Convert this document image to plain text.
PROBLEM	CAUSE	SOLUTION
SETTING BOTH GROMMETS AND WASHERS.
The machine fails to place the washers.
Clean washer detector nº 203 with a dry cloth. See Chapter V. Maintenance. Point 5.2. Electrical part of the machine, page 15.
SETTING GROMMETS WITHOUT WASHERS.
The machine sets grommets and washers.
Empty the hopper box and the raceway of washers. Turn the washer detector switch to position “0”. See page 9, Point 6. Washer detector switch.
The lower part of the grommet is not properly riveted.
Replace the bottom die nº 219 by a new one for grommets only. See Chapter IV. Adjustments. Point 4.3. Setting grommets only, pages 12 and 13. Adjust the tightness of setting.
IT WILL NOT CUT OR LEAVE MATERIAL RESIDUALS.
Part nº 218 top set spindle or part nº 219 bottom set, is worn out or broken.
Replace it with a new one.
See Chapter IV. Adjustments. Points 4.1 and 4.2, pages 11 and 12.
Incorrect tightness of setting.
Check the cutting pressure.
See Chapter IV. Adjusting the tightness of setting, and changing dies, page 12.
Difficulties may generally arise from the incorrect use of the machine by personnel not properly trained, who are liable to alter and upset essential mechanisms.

----

[SET TASK]
Print every entry exactly as it appears.

[REPLY TO THE TASK]
Convert this document image to plain text.
PROBLEM	CAUSE	SOLUTION
SETTING BOTH GROMMETS AND WASHERS.
The machine fails to place the washers.
Clean washer detector nº 203 with a dry cloth. See Chapter V. Maintenance. Point 5.2. Electrical part of the machine, page 15.
SETTING GROMMETS WITHOUT WASHERS.
The machine sets grommets and washers.
Empty the hopper box and the raceway of washers. Turn the washer detector switch to position “0”. See page 9, Point 6. Washer detector switch.
The lower part of the grommet is not properly riveted.
Replace the bottom die nº 219 by a new one for grommets only. See Chapter IV. Adjustments. Point 4.3. Setting grommets only, pages 12 and 13. Adjust the tightness of setting.
IT WILL NOT CUT OR LEAVE MATERIAL RESIDUALS.
Part nº 218 top set spindle or part nº 219 bottom set, is worn out or broken.
Replace it with a new one.
See Chapter IV. Adjustments. Points 4.1 and 4.2, pages 11 and 12.
Incorrect tightness of setting.
Check the cutting pressure.
See Chapter IV. Adjusting the tightness of setting, and changing dies, page 12.
Difficulties may generally arise from the incorrect use of the machine by personnel not properly trained, who are liable to alter and upset essential mechanisms.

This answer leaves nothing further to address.